Text block:
Article

The Rise of Electrification in Trucking

Approaches Needed for a Successful Transition

Trucking is no stranger to change. The history of the global road freight industry is one characterized by change, and industry is well accustomed to confronting, assimilating, and adapting to it. But the era of decarbonization and the post-Paris Accords world represents less of a change than a revolution—diesel is no longer fit for purpose, so a new energy solution must arise.

Vehicle emission concerns are nothing new, having been of regulatory interest since the 1970s. Initially based on various Clean Air Acts, regulations focused on reducing Nitrogen Oxide (NOx) and particulate matter (PM), not greenhouse gas (GHG) emissions. NOx and PM regulations grew popular and today these regulations cover much of the global heavy commercial vehicle (HCV) market. Emissions reductions regulation over the past 30 years has been remarkably successful. Today’s trucks are very clean; as a European example—it would take around 40 heavy duty trucks manufactured to today’s regulatory standards to emit the same amount of NOx and PM as just one truck manufactured to the 1990 standard. The focus on NOx and PM is, however, fading, and upcoming iterations of these emissions will likely be the last as industry moves beyond the internal combustion engine (ICE), driven by increased focus on GHG.

The 2015 Paris Accords is a cornerstone of the regulatory trend. It established broad government support for reducing GHG emissions, as well as the mechanisms by which key private sector stakeholders could demonstrate support. Emissions reporting would now demand organizations to measure not only the impact of their operations (classified as Scope 1 emissions) but also the emissions of their suppliers (classified as Scope 3 emissions). With the emergence of environmental, social, and corporate governance investing, suddenly decarbonization is all the rage.

 

Decarbonization Options

While the goal of decarbonization in trucking is straightforward—the replacement of a GHG-fuel with one not contributing to GHG emissions—the path to achieve it is anything but simple. Numerous approaches are in service, or being tried, and still more are in development. There are, however, three leading solutions: electricity, hydrogen, and renewable diesel.

At present, electric vehicles (EVs) are the most developed. Legacy original equipment manufacturers (OEMs) have products in serial production, while non-legacy OEMs are near market-ready. EVs are improving rapidly, driven by strong momentum from private sector investment. However, demerits — battery weight cutting into the payload carried by each truck and the paucity of public charging solutions — present challenges.

What this exercise asks:
(a) Revise the passage of the trucking electrification article starting at "At present, electric" and ending at "solutions — present challenges.", replacing "charging solutions" with "charging stations".
(b) Carry on the article about electrification in trucking, picking up right after its final sentence.

Stored entries:
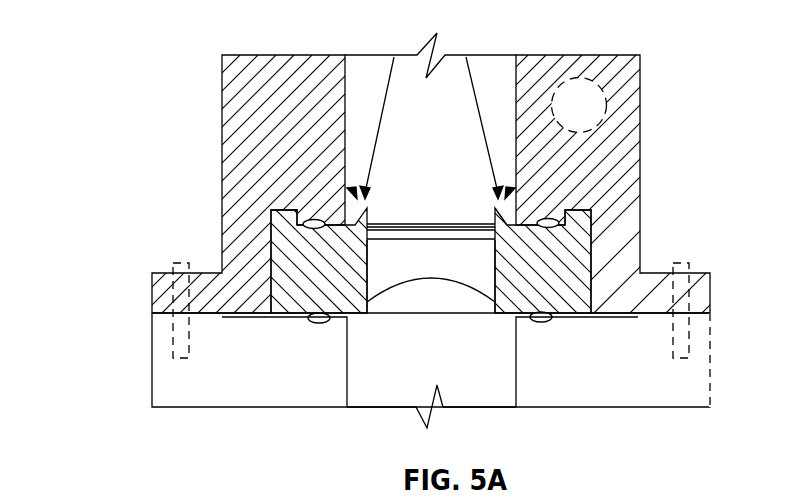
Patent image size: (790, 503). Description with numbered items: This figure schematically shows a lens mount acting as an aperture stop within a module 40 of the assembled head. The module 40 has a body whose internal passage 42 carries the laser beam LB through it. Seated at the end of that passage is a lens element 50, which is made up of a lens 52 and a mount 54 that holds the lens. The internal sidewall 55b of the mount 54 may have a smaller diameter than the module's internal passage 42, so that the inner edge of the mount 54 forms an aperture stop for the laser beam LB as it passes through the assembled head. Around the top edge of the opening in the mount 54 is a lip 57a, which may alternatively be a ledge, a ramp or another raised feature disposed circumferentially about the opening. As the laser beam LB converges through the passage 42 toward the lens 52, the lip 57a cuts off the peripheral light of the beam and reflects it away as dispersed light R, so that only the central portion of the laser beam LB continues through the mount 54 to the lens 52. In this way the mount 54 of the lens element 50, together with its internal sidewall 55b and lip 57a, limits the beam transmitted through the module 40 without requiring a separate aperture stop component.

The module 40 is at (128, 33).
The internal passage 42 is at (347, 68).
The laser beam LB is at (483, 140).
The mount 54 is at (593, 268).
The lip 57a is at (367, 222).
The dispersed light R is at (505, 208).
The lens 52 is at (453, 267).
The internal sidewall 55b is at (367, 302).
The lens element 50 is at (382, 388).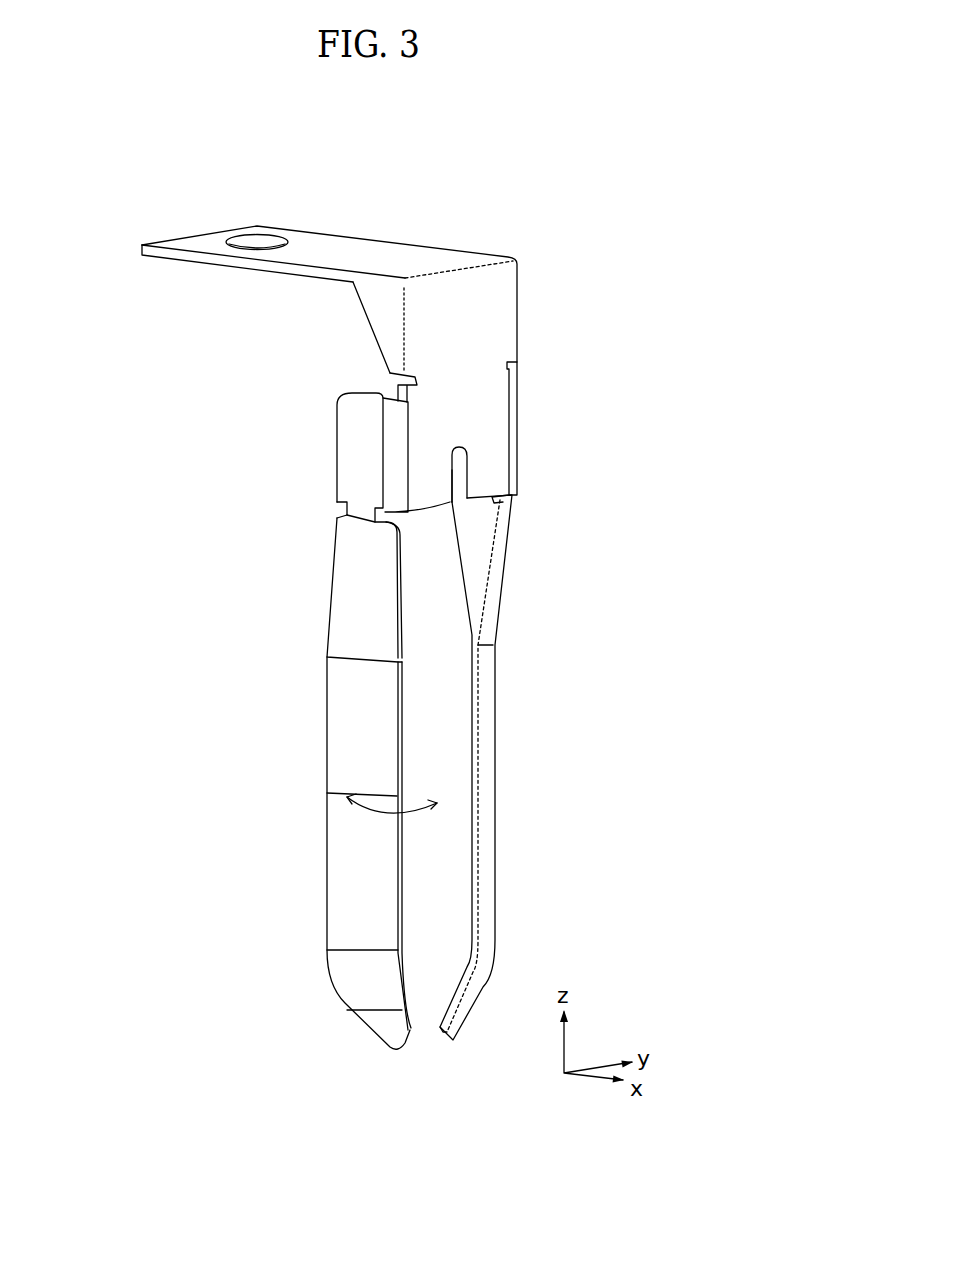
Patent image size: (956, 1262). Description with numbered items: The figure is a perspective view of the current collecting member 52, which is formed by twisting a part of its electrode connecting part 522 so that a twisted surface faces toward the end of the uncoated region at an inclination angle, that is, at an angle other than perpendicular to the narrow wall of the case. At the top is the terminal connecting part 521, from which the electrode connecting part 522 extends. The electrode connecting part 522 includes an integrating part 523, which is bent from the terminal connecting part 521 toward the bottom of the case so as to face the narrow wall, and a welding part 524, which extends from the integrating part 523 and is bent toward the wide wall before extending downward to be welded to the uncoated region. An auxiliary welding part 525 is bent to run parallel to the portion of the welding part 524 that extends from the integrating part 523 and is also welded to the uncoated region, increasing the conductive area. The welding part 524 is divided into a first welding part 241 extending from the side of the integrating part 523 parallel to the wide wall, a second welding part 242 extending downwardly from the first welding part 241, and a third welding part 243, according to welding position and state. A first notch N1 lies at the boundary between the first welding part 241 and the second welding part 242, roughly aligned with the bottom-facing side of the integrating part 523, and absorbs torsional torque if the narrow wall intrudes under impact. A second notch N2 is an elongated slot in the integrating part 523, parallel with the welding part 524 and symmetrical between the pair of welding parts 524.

The current collecting member 52 is at (527, 230).
The terminal connecting part 521 is at (333, 247).
The electrode connecting part 522 is at (625, 288).
The integrating part 523 is at (478, 402).
The welding part 524 is at (497, 683).
The auxiliary welding part 525 is at (387, 320).
The first welding part 241 is at (360, 432).
The second welding part 242 is at (358, 585).
The third welding part 243 is at (343, 870).
The first notch N1 is at (345, 507).
The second notch N2 is at (453, 473).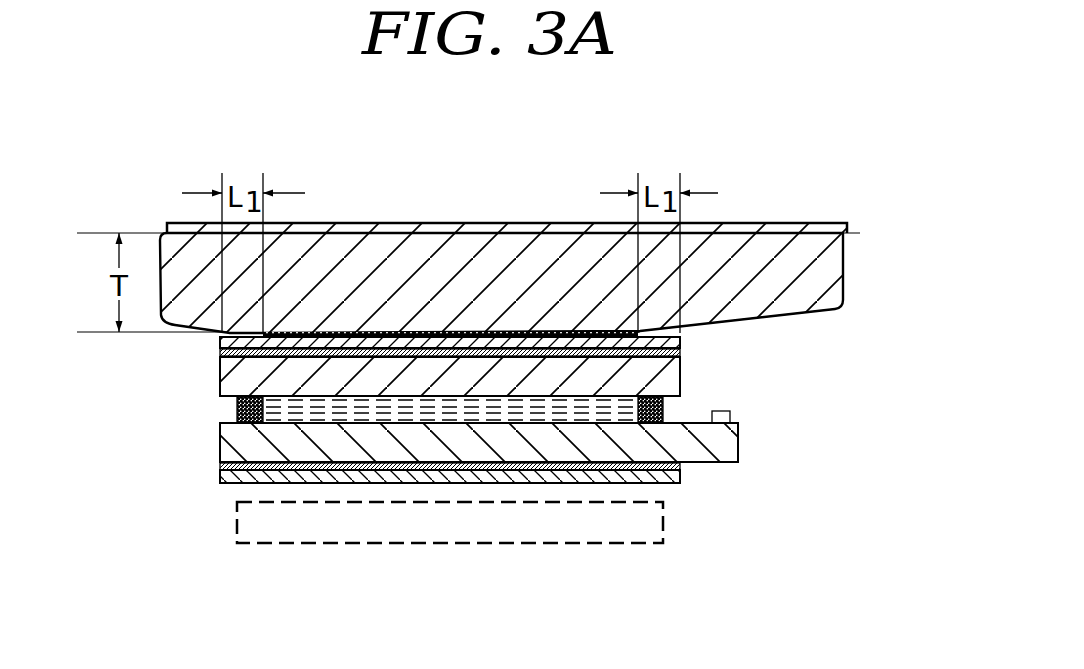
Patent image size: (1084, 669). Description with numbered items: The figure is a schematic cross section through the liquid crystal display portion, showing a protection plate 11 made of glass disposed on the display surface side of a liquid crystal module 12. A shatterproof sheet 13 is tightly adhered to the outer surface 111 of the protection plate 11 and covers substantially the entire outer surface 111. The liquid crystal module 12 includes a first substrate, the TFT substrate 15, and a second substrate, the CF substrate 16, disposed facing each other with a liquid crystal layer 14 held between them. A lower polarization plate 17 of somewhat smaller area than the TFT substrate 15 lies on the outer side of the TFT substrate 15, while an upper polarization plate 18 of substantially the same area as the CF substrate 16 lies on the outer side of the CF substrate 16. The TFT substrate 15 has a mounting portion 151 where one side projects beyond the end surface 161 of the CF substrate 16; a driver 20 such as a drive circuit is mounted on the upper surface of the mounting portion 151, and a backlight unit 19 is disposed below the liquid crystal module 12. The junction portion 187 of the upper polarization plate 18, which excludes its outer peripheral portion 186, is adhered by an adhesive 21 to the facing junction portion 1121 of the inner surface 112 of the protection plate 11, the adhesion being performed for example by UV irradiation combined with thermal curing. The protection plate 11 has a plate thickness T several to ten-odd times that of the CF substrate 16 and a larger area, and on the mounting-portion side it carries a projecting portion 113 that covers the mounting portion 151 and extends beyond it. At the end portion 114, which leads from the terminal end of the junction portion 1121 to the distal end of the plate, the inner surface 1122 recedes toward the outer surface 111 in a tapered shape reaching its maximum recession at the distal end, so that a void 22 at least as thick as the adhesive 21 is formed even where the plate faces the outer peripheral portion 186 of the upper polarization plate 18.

The protection plate 11 is at (815, 242).
The outer surface 111 is at (393, 243).
The inner surface 112 is at (313, 337).
The junction portion 1121 is at (487, 332).
The inner surface of end portion 1122 is at (800, 313).
The projecting portion 113 is at (832, 268).
The end portion 114 is at (183, 248).
The liquid crystal module 12 is at (198, 417).
The shatterproof sheet 13 is at (587, 232).
The liquid crystal layer 14 is at (553, 417).
The first substrate (TFT substrate) 15 is at (220, 447).
The mounting portion 151 is at (727, 425).
The second substrate (CF substrate) 16 is at (220, 370).
The end surface 161 is at (682, 362).
The lower polarization plate 17 is at (220, 475).
The upper polarization plate 18 is at (683, 338).
The outer peripheral portion 186 is at (637, 338).
The junction portion 187 is at (445, 343).
The backlight unit 19 is at (322, 545).
The driver 20 is at (730, 415).
The adhesive 21 is at (430, 332).
The void 22 is at (217, 340).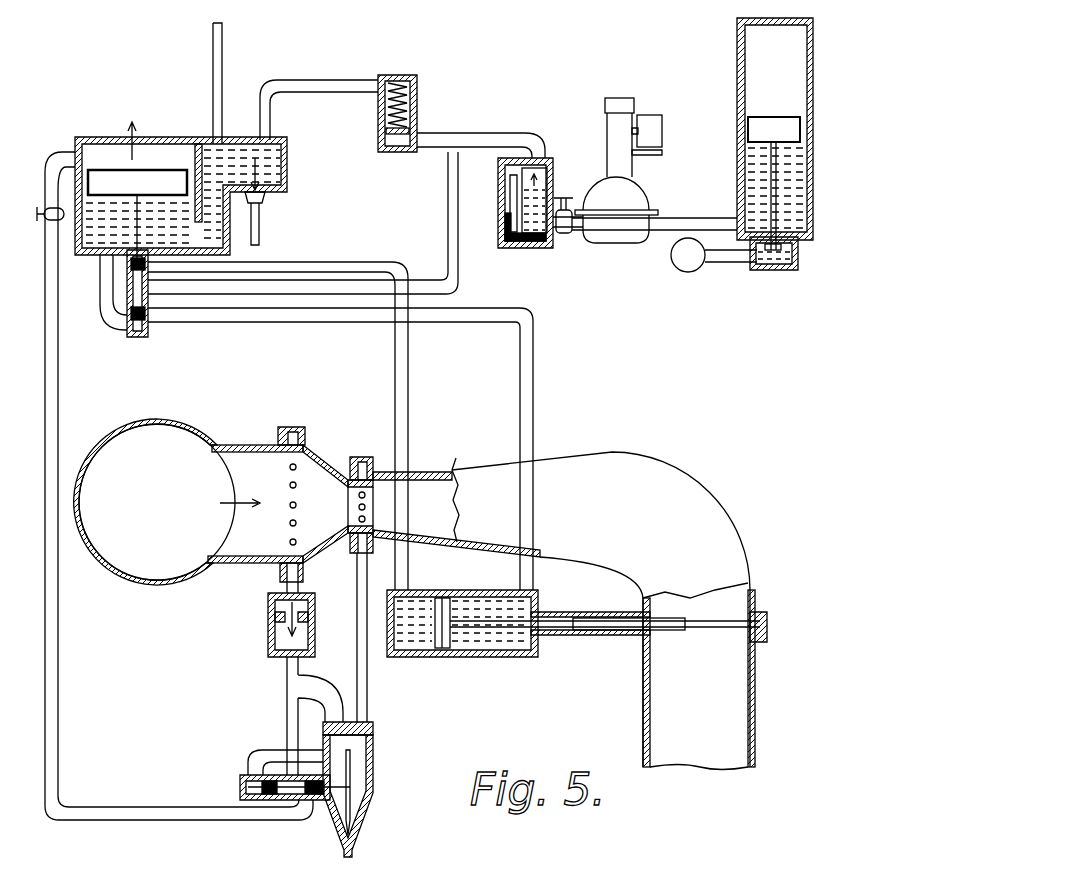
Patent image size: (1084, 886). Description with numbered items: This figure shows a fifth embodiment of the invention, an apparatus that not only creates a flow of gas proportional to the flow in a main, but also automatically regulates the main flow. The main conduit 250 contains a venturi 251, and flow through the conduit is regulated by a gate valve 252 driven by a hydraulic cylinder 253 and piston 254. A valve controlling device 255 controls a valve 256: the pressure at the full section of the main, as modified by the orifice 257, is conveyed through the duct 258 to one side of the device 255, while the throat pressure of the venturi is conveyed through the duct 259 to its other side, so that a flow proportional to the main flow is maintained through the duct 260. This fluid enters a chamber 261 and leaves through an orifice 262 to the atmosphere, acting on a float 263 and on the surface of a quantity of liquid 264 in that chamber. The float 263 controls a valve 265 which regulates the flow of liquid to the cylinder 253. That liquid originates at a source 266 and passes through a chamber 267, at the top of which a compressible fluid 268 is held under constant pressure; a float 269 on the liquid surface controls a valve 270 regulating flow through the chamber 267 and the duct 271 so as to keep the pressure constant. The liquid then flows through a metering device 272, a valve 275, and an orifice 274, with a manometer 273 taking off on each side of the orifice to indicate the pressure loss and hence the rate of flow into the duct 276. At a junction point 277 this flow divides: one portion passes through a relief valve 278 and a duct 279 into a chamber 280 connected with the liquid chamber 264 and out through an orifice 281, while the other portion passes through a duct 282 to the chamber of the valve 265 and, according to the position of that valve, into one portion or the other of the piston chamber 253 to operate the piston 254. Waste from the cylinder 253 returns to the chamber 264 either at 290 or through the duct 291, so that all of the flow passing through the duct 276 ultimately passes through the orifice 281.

The main conduit 250 is at (414, 594).
The venturi 251 is at (337, 462).
The gate valve 252 is at (630, 636).
The hydraulic cylinder 253 is at (490, 657).
The piston 254 is at (437, 650).
The valve controlling device 255 is at (360, 800).
The valve 256 is at (240, 782).
The orifice 257 is at (268, 628).
The duct 258 is at (312, 702).
The duct 259 is at (357, 560).
The duct 260 is at (57, 727).
The chamber 261 is at (181, 196).
The orifice 262 is at (136, 140).
The float 263 is at (137, 183).
The liquid 264 is at (62, 166).
The valve 265 is at (148, 318).
The source 266 is at (690, 266).
The chamber 267 is at (740, 197).
The compressible fluid 268 is at (748, 58).
The float 269 is at (752, 120).
The valve 270 is at (797, 256).
The duct 271 is at (665, 232).
The metering device 272 is at (608, 242).
The manometer 273 is at (545, 160).
The orifice 274 is at (548, 172).
The valve 275 is at (563, 234).
The duct 276 is at (512, 133).
The junction point 277 is at (458, 133).
The relief valve 278 is at (378, 121).
The duct 279 is at (290, 82).
The chamber 280 is at (287, 166).
The orifice 281 is at (265, 199).
The duct 282 is at (447, 205).
The waste passage 290 is at (127, 258).
The duct 291 is at (108, 310).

Written answers:
(a)
At present, electric vehicles (EVs) are the most developed. Legacy original equipment manufacturers (OEMs) have products in serial production, while non-legacy OEMs are near market-ready. EVs are improving rapidly, driven by strong momentum from private sector investment. However, demerits — battery weight cutting into the payload carried by each truck and the paucity of public charging stations — present challenges.

(b)
Hydrogen, either through fuel cell trucks or ICEs, have operational advantages over EVs, such as improved range (~750 miles as opposed to ~275 miles) and less refueling downtime (~15 minutes as opposed to ~60 minutes), and lower weight penalty (1%-2%) compared to (10%-30%). However, hydrogen infrastructure and vehicles are still not fully commercialized, with only a few legacy OEMs yet adopting the technology beyond R&D and experimental phases. Beyond a commercially available vehicle product, the lack of fueling infrastructure from generation to distribution, is a significant challenge. The Department of Energy (DOE) Hydrogen Hub program aims to tackle this problem by allocating $8 billion to develop regional hydrogen hubs. These hubs are partly intended to help establish the first hydrogen refueling networks and facilitate the nationwide expansion of hydrogen vehicle deployment. Additionally, the Inflation Reduction Act (IRA) offers incentives for hydrogen production, making hydrogen fuel more cost competitive for transport applications.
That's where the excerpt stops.